Data entries:
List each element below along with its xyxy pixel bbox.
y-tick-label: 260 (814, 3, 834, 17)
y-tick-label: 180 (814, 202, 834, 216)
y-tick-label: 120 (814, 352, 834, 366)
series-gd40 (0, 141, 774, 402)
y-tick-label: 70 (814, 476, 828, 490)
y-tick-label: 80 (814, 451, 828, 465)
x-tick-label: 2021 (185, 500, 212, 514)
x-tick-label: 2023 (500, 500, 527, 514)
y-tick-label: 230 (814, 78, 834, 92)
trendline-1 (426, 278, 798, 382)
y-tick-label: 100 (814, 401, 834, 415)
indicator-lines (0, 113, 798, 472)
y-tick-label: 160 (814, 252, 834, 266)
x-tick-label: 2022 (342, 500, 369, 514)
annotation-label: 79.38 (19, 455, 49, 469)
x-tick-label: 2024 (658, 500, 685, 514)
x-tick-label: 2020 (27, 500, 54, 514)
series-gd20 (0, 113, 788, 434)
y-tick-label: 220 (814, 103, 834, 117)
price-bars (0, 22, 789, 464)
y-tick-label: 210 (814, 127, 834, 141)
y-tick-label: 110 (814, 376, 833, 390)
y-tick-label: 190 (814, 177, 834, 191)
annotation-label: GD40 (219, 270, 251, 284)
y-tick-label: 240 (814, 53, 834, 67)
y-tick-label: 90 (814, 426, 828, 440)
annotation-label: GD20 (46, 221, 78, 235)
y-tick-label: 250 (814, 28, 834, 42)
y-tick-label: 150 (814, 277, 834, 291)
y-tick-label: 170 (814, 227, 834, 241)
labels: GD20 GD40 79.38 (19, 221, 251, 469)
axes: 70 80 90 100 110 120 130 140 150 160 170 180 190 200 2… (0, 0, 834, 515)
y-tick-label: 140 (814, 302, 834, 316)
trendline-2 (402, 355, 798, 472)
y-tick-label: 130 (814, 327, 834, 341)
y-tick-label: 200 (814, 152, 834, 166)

**TASK**
Copy the data above word for word, starting at the first line and ending at the line that contains "y-tick-label: 150 (814, 277, 834, 291)", with that line included.

**SOLUTION**
List each element below along with its xyxy pixel bbox.
y-tick-label: 260 (814, 3, 834, 17)
y-tick-label: 180 (814, 202, 834, 216)
y-tick-label: 120 (814, 352, 834, 366)
series-gd40 (0, 141, 774, 402)
y-tick-label: 70 (814, 476, 828, 490)
y-tick-label: 80 (814, 451, 828, 465)
x-tick-label: 2021 (185, 500, 212, 514)
x-tick-label: 2023 (500, 500, 527, 514)
y-tick-label: 230 (814, 78, 834, 92)
trendline-1 (426, 278, 798, 382)
y-tick-label: 100 (814, 401, 834, 415)
indicator-lines (0, 113, 798, 472)
y-tick-label: 160 (814, 252, 834, 266)
x-tick-label: 2022 (342, 500, 369, 514)
annotation-label: 79.38 (19, 455, 49, 469)
x-tick-label: 2024 (658, 500, 685, 514)
x-tick-label: 2020 (27, 500, 54, 514)
series-gd20 (0, 113, 788, 434)
y-tick-label: 220 (814, 103, 834, 117)
price-bars (0, 22, 789, 464)
y-tick-label: 210 (814, 127, 834, 141)
y-tick-label: 110 (814, 376, 833, 390)
y-tick-label: 190 (814, 177, 834, 191)
annotation-label: GD40 (219, 270, 251, 284)
y-tick-label: 240 (814, 53, 834, 67)
y-tick-label: 90 (814, 426, 828, 440)
annotation-label: GD20 (46, 221, 78, 235)
y-tick-label: 250 (814, 28, 834, 42)
y-tick-label: 150 (814, 277, 834, 291)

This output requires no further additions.